::: Supplied material :::

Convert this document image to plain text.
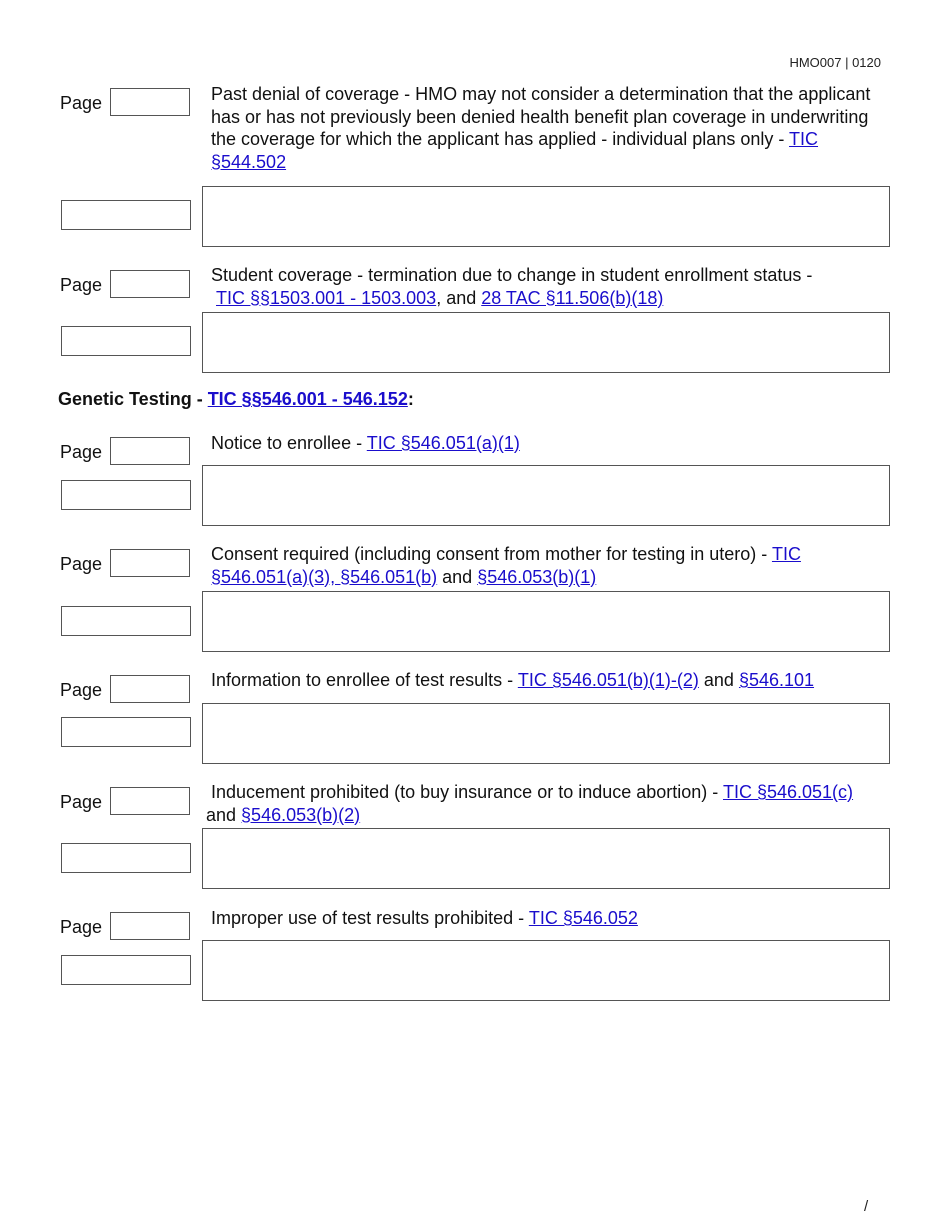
HMO007 | 0120
Page	Past denial of coverage - HMO may not consider a determination that the applicant has or has not previously been denied health benefit plan coverage in underwriting the coverage for which the applicant has applied - individual plans only - TIC §544.502
Page	Student coverage - termination due to change in student enrollment status -
TIC §§1503.001 - 1503.003, and 28 TAC §11.506(b)(18)
Genetic Testing - TIC §§546.001 - 546.152:
Page	Notice to enrollee - TIC §546.051(a)(1)
Page	Consent required (including consent from mother for testing in utero) - TIC §546.051(a)(3), §546.051(b) and §546.053(b)(1)
Page	Information to enrollee of test results - TIC §546.051(b)(1)-(2) and §546.101
Page	Inducement prohibited (to buy insurance or to induce abortion) - TIC §546.051(c)
and §546.053(b)(2)
Page	Improper use of test results prohibited - TIC §546.052
/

:::

Set exercise
Reproduce the entries above without change, omitting all pictures.

Output for this exercise
Convert this document image to plain text.
HMO007 | 0120
Page	Past denial of coverage - HMO may not consider a determination that the applicant has or has not previously been denied health benefit plan coverage in underwriting the coverage for which the applicant has applied - individual plans only - TIC §544.502
Page	Student coverage - termination due to change in student enrollment status -
TIC §§1503.001 - 1503.003, and 28 TAC §11.506(b)(18)
Genetic Testing - TIC §§546.001 - 546.152:
Page	Notice to enrollee - TIC §546.051(a)(1)
Page	Consent required (including consent from mother for testing in utero) - TIC §546.051(a)(3), §546.051(b) and §546.053(b)(1)
Page	Information to enrollee of test results - TIC §546.051(b)(1)-(2) and §546.101
Page	Inducement prohibited (to buy insurance or to induce abortion) - TIC §546.051(c)
and §546.053(b)(2)
Page	Improper use of test results prohibited - TIC §546.052
/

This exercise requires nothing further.